Task to complete » Extract the complete listing and output it unchanged.

Records provided »

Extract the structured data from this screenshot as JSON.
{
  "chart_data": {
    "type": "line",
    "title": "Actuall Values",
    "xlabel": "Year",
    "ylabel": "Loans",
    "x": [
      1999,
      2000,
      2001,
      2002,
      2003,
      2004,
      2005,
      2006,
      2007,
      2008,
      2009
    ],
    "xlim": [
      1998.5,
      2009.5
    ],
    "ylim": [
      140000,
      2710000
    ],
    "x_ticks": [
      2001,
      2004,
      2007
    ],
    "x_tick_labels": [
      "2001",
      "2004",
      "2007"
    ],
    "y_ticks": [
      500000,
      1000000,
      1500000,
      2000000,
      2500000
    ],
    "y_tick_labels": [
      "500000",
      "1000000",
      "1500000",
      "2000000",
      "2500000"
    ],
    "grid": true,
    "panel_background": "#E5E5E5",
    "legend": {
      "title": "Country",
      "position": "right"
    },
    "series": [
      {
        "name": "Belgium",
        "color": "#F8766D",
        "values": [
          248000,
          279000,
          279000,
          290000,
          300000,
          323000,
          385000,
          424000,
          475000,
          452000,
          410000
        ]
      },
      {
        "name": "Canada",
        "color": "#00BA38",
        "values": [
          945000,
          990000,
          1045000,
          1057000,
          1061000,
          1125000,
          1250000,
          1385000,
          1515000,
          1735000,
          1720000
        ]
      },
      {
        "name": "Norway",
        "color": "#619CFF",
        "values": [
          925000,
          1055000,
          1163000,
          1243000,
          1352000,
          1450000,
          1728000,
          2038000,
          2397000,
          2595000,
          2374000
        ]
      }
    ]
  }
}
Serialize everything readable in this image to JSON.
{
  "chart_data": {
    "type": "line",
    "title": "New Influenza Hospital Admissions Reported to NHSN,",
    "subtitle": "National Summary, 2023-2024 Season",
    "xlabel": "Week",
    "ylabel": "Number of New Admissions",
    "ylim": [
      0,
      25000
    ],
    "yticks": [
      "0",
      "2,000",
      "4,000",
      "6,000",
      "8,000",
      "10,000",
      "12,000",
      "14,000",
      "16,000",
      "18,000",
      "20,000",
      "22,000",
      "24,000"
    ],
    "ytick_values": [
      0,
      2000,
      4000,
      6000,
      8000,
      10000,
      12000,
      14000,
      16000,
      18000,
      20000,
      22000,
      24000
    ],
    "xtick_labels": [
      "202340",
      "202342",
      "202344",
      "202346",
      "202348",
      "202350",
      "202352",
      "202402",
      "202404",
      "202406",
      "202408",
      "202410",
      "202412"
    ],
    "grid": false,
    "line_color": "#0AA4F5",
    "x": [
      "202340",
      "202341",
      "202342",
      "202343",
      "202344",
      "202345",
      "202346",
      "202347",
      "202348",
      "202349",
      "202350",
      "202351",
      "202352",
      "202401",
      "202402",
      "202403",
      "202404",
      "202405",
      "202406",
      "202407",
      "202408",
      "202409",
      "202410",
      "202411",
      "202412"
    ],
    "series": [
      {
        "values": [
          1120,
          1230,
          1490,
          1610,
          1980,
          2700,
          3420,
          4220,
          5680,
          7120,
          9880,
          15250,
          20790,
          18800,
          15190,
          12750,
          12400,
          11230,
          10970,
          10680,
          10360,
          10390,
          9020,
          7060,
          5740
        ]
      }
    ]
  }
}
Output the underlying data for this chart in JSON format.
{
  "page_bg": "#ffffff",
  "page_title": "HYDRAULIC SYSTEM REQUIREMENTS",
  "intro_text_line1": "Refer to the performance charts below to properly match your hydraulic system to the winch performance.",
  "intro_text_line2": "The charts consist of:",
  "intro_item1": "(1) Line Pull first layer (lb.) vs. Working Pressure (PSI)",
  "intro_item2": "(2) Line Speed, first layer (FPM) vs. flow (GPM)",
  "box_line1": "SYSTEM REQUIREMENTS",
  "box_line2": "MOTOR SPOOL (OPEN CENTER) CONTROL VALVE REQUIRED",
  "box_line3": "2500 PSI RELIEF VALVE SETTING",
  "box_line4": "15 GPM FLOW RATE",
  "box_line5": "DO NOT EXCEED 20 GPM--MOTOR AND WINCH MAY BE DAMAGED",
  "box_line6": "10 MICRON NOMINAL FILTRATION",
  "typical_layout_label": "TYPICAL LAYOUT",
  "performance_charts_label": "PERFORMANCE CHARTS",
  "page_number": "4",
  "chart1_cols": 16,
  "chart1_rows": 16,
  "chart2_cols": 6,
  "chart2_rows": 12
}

Expected answer »
Extract the structured data from this screenshot as JSON.
{
  "chart_data": {
    "type": "line",
    "title": "Actuall Values",
    "xlabel": "Year",
    "ylabel": "Loans",
    "x": [
      1999,
      2000,
      2001,
      2002,
      2003,
      2004,
      2005,
      2006,
      2007,
      2008,
      2009
    ],
    "xlim": [
      1998.5,
      2009.5
    ],
    "ylim": [
      140000,
      2710000
    ],
    "x_ticks": [
      2001,
      2004,
      2007
    ],
    "x_tick_labels": [
      "2001",
      "2004",
      "2007"
    ],
    "y_ticks": [
      500000,
      1000000,
      1500000,
      2000000,
      2500000
    ],
    "y_tick_labels": [
      "500000",
      "1000000",
      "1500000",
      "2000000",
      "2500000"
    ],
    "grid": true,
    "panel_background": "#E5E5E5",
    "legend": {
      "title": "Country",
      "position": "right"
    },
    "series": [
      {
        "name": "Belgium",
        "color": "#F8766D",
        "values": [
          248000,
          279000,
          279000,
          290000,
          300000,
          323000,
          385000,
          424000,
          475000,
          452000,
          410000
        ]
      },
      {
        "name": "Canada",
        "color": "#00BA38",
        "values": [
          945000,
          990000,
          1045000,
          1057000,
          1061000,
          1125000,
          1250000,
          1385000,
          1515000,
          1735000,
          1720000
        ]
      },
      {
        "name": "Norway",
        "color": "#619CFF",
        "values": [
          925000,
          1055000,
          1163000,
          1243000,
          1352000,
          1450000,
          1728000,
          2038000,
          2397000,
          2595000,
          2374000
        ]
      }
    ]
  }
}
Serialize everything readable in this image to JSON.
{
  "chart_data": {
    "type": "line",
    "title": "New Influenza Hospital Admissions Reported to NHSN,",
    "subtitle": "National Summary, 2023-2024 Season",
    "xlabel": "Week",
    "ylabel": "Number of New Admissions",
    "ylim": [
      0,
      25000
    ],
    "yticks": [
      "0",
      "2,000",
      "4,000",
      "6,000",
      "8,000",
      "10,000",
      "12,000",
      "14,000",
      "16,000",
      "18,000",
      "20,000",
      "22,000",
      "24,000"
    ],
    "ytick_values": [
      0,
      2000,
      4000,
      6000,
      8000,
      10000,
      12000,
      14000,
      16000,
      18000,
      20000,
      22000,
      24000
    ],
    "xtick_labels": [
      "202340",
      "202342",
      "202344",
      "202346",
      "202348",
      "202350",
      "202352",
      "202402",
      "202404",
      "202406",
      "202408",
      "202410",
      "202412"
    ],
    "grid": false,
    "line_color": "#0AA4F5",
    "x": [
      "202340",
      "202341",
      "202342",
      "202343",
      "202344",
      "202345",
      "202346",
      "202347",
      "202348",
      "202349",
      "202350",
      "202351",
      "202352",
      "202401",
      "202402",
      "202403",
      "202404",
      "202405",
      "202406",
      "202407",
      "202408",
      "202409",
      "202410",
      "202411",
      "202412"
    ],
    "series": [
      {
        "values": [
          1120,
          1230,
          1490,
          1610,
          1980,
          2700,
          3420,
          4220,
          5680,
          7120,
          9880,
          15250,
          20790,
          18800,
          15190,
          12750,
          12400,
          11230,
          10970,
          10680,
          10360,
          10390,
          9020,
          7060,
          5740
        ]
      }
    ]
  }
}
Output the underlying data for this chart in JSON format.
{
  "page_bg": "#ffffff",
  "page_title": "HYDRAULIC SYSTEM REQUIREMENTS",
  "intro_text_line1": "Refer to the performance charts below to properly match your hydraulic system to the winch performance.",
  "intro_text_line2": "The charts consist of:",
  "intro_item1": "(1) Line Pull first layer (lb.) vs. Working Pressure (PSI)",
  "intro_item2": "(2) Line Speed, first layer (FPM) vs. flow (GPM)",
  "box_line1": "SYSTEM REQUIREMENTS",
  "box_line2": "MOTOR SPOOL (OPEN CENTER) CONTROL VALVE REQUIRED",
  "box_line3": "2500 PSI RELIEF VALVE SETTING",
  "box_line4": "15 GPM FLOW RATE",
  "box_line5": "DO NOT EXCEED 20 GPM--MOTOR AND WINCH MAY BE DAMAGED",
  "box_line6": "10 MICRON NOMINAL FILTRATION",
  "typical_layout_label": "TYPICAL LAYOUT",
  "performance_charts_label": "PERFORMANCE CHARTS",
  "page_number": "4",
  "chart1_cols": 16,
  "chart1_rows": 16,
  "chart2_cols": 6,
  "chart2_rows": 12
}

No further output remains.